#### Records
────

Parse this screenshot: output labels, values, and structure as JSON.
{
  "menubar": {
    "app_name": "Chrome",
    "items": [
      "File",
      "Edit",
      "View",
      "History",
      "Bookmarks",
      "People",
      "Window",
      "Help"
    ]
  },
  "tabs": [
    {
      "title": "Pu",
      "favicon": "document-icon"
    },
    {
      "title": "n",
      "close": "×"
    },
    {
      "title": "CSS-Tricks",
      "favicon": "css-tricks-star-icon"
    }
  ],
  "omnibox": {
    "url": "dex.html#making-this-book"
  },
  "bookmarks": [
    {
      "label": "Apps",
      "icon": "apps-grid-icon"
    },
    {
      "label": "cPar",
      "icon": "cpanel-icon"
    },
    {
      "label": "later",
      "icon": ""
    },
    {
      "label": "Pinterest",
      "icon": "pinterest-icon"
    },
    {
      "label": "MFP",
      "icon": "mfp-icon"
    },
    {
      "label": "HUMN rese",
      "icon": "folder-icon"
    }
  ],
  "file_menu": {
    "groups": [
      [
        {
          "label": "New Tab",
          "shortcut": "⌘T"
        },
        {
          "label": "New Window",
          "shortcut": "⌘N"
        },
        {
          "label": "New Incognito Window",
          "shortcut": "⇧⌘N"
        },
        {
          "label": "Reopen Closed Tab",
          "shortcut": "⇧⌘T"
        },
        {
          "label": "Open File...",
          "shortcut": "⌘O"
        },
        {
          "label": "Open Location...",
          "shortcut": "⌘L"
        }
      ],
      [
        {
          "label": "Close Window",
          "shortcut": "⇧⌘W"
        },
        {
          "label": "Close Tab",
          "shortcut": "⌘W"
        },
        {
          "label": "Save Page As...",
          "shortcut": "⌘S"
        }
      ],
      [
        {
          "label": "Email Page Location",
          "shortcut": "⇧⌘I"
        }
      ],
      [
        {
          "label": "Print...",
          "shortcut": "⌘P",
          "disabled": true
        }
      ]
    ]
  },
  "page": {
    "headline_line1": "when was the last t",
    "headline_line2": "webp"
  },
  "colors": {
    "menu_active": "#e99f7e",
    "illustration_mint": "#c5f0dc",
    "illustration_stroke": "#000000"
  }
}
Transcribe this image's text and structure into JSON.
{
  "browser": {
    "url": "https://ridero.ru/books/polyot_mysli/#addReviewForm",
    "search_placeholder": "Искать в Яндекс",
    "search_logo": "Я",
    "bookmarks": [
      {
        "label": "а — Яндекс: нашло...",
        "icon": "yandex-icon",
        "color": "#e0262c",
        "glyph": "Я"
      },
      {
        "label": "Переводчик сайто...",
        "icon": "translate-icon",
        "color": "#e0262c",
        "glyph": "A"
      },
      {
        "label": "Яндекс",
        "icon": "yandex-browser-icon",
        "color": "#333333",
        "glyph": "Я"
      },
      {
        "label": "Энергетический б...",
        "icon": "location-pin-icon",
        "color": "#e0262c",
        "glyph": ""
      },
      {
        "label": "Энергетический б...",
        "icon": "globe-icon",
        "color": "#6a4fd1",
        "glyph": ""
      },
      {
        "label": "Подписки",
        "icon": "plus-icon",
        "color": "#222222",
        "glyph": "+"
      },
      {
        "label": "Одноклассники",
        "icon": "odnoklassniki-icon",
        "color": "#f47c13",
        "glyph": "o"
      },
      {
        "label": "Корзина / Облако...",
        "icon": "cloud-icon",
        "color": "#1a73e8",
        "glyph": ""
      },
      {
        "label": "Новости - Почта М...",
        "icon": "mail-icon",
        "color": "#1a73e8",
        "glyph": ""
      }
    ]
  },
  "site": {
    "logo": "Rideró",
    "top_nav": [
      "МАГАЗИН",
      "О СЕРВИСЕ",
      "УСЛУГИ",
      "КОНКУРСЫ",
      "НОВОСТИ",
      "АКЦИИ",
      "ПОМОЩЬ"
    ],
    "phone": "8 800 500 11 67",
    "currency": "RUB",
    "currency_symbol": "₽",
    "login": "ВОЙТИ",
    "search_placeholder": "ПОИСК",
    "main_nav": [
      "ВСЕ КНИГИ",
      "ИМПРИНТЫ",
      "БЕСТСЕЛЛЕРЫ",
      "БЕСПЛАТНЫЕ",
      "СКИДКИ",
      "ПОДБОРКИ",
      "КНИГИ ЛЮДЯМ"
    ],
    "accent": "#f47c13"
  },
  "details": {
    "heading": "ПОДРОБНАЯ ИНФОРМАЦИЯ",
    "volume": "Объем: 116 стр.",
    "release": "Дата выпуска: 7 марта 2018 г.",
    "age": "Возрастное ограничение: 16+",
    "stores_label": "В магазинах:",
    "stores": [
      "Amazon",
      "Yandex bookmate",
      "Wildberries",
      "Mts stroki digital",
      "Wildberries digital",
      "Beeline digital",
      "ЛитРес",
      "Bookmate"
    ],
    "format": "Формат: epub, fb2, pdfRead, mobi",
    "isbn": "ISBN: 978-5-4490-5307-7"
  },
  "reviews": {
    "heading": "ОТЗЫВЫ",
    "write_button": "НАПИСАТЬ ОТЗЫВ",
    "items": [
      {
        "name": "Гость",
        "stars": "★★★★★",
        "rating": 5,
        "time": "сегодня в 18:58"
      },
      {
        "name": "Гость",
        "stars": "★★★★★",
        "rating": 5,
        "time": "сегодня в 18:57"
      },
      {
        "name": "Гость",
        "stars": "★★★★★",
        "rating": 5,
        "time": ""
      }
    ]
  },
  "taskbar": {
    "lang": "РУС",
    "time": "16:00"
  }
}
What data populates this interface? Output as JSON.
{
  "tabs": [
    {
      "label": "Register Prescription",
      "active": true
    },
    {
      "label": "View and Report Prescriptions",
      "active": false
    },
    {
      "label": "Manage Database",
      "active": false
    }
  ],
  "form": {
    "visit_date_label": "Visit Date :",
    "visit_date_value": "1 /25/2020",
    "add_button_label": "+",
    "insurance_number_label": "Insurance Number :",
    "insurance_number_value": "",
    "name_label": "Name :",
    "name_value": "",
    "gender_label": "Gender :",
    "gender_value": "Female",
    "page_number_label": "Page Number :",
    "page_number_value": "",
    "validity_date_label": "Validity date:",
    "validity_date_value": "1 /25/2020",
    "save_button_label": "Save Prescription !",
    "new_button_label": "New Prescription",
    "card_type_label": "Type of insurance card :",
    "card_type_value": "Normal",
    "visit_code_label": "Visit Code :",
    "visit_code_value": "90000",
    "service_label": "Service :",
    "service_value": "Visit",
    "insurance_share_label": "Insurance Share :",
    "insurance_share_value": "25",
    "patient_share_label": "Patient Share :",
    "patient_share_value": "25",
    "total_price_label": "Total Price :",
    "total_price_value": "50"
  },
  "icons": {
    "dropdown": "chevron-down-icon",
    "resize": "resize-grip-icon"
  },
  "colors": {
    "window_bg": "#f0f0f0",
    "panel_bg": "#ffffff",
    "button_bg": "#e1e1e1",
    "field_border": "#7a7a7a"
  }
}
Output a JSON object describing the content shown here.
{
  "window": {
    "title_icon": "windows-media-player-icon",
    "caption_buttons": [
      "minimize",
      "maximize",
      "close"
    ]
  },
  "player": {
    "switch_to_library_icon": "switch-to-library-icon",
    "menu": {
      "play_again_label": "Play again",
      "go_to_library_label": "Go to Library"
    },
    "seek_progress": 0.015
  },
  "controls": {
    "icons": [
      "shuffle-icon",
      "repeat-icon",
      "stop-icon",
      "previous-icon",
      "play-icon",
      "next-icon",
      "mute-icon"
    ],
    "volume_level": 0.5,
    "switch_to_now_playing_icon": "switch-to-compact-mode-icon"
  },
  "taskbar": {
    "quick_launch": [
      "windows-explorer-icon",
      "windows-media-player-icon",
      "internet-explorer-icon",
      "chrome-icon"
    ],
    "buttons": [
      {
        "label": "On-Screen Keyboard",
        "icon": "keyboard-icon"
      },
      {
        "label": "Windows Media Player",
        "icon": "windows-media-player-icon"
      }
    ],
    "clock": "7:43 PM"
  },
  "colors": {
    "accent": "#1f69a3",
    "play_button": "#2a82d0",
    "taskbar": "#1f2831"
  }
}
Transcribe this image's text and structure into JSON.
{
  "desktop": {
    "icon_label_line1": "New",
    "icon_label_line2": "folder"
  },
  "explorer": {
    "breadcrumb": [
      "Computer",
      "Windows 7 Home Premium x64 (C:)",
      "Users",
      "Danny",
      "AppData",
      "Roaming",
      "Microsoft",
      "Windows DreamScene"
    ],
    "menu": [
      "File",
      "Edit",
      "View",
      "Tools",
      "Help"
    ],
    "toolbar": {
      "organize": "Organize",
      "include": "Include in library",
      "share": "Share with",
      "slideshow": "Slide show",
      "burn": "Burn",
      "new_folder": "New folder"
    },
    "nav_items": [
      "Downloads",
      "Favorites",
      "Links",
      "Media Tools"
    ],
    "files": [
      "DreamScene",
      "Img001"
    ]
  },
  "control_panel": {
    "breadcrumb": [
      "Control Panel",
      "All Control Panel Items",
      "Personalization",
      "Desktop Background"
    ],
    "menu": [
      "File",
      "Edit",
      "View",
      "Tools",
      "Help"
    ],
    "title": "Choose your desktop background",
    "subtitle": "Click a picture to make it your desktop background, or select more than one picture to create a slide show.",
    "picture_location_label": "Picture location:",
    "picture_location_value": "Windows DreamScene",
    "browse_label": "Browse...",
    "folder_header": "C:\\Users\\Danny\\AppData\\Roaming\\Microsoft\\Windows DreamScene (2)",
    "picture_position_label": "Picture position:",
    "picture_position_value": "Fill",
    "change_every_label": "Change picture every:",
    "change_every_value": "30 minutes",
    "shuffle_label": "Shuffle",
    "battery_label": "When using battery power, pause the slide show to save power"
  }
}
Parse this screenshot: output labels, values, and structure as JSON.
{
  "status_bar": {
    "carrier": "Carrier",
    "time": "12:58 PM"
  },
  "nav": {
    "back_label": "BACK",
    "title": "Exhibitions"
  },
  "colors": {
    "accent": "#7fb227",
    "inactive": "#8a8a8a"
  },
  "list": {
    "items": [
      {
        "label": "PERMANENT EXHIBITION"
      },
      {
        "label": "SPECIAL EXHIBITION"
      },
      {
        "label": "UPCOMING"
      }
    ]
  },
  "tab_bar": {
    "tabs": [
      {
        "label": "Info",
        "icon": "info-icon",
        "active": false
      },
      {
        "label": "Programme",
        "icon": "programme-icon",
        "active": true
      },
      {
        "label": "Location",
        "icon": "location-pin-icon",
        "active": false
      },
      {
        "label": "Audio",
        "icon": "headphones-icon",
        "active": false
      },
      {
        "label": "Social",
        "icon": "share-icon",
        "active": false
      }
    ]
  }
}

────

#### What to work on
Output nothing but the number of lines in the data containing the string "time".

#### Solution to the problem
5